- **PROBLEM TO WORK ON**: Return every record below exactly as written, omitting any pictures.

## start LISTED RECORDS

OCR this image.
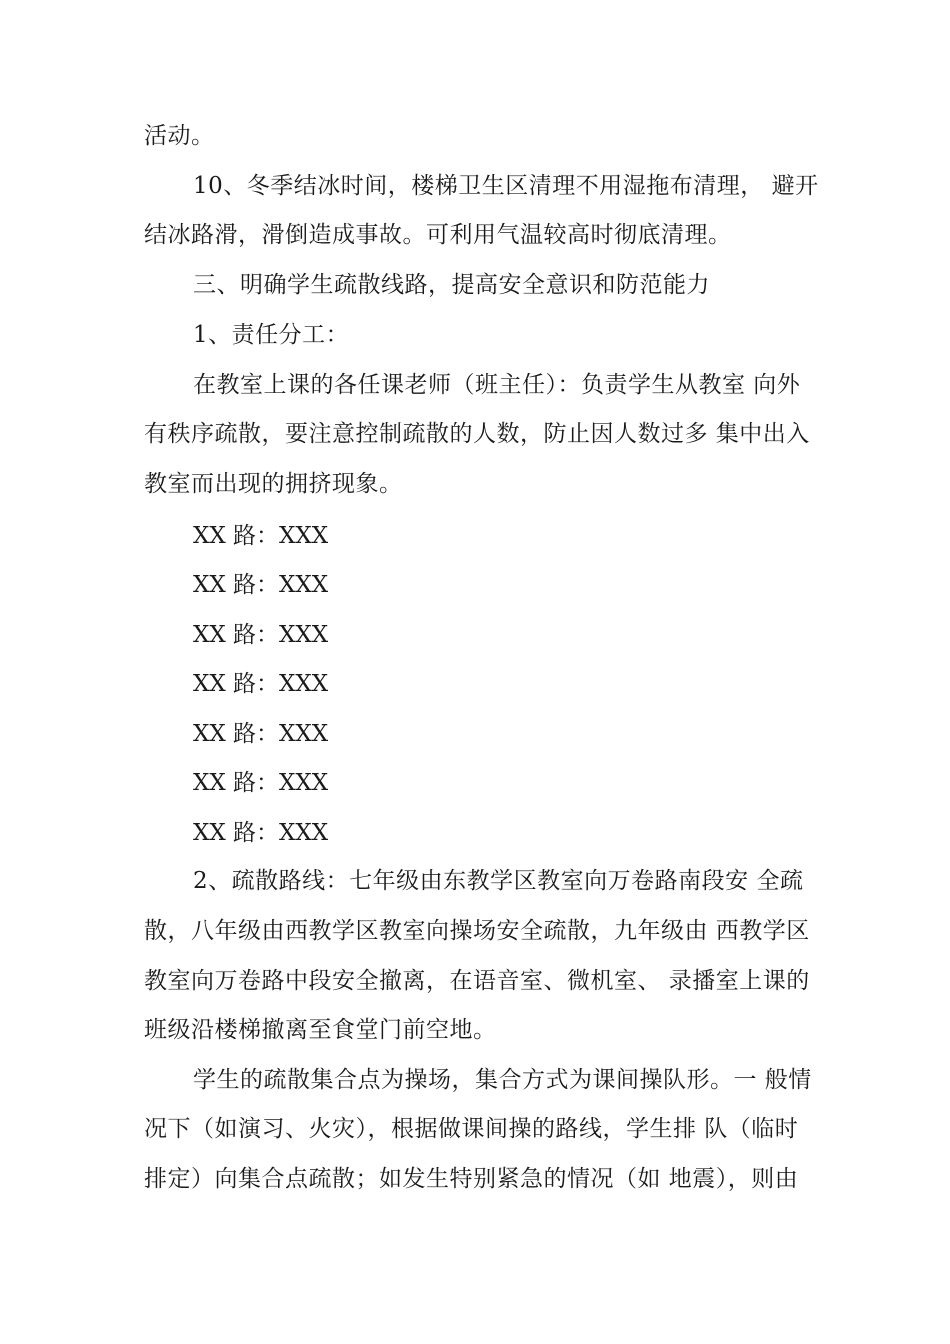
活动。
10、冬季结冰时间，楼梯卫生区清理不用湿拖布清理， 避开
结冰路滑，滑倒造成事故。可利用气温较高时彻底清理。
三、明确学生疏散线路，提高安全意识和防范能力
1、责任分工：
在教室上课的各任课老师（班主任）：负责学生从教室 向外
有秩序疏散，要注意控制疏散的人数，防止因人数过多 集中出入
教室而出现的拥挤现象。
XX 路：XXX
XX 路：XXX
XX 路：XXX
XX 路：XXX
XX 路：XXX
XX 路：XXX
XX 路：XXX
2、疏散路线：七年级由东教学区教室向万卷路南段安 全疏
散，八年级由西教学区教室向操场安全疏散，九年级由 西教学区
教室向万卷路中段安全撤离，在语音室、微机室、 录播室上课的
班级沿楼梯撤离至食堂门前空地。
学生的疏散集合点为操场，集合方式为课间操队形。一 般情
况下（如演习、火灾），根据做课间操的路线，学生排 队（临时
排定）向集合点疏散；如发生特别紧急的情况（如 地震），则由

## end LISTED RECORDS

- **EXERCISE ANSWER**:
OCR this image.
活动。
10、冬季结冰时间，楼梯卫生区清理不用湿拖布清理， 避开
结冰路滑，滑倒造成事故。可利用气温较高时彻底清理。
三、明确学生疏散线路，提高安全意识和防范能力
1、责任分工：
在教室上课的各任课老师（班主任）：负责学生从教室 向外
有秩序疏散，要注意控制疏散的人数，防止因人数过多 集中出入
教室而出现的拥挤现象。
XX 路：XXX
XX 路：XXX
XX 路：XXX
XX 路：XXX
XX 路：XXX
XX 路：XXX
XX 路：XXX
2、疏散路线：七年级由东教学区教室向万卷路南段安 全疏
散，八年级由西教学区教室向操场安全疏散，九年级由 西教学区
教室向万卷路中段安全撤离，在语音室、微机室、 录播室上课的
班级沿楼梯撤离至食堂门前空地。
学生的疏散集合点为操场，集合方式为课间操队形。一 般情
况下（如演习、火灾），根据做课间操的路线，学生排 队（临时
排定）向集合点疏散；如发生特别紧急的情况（如 地震），则由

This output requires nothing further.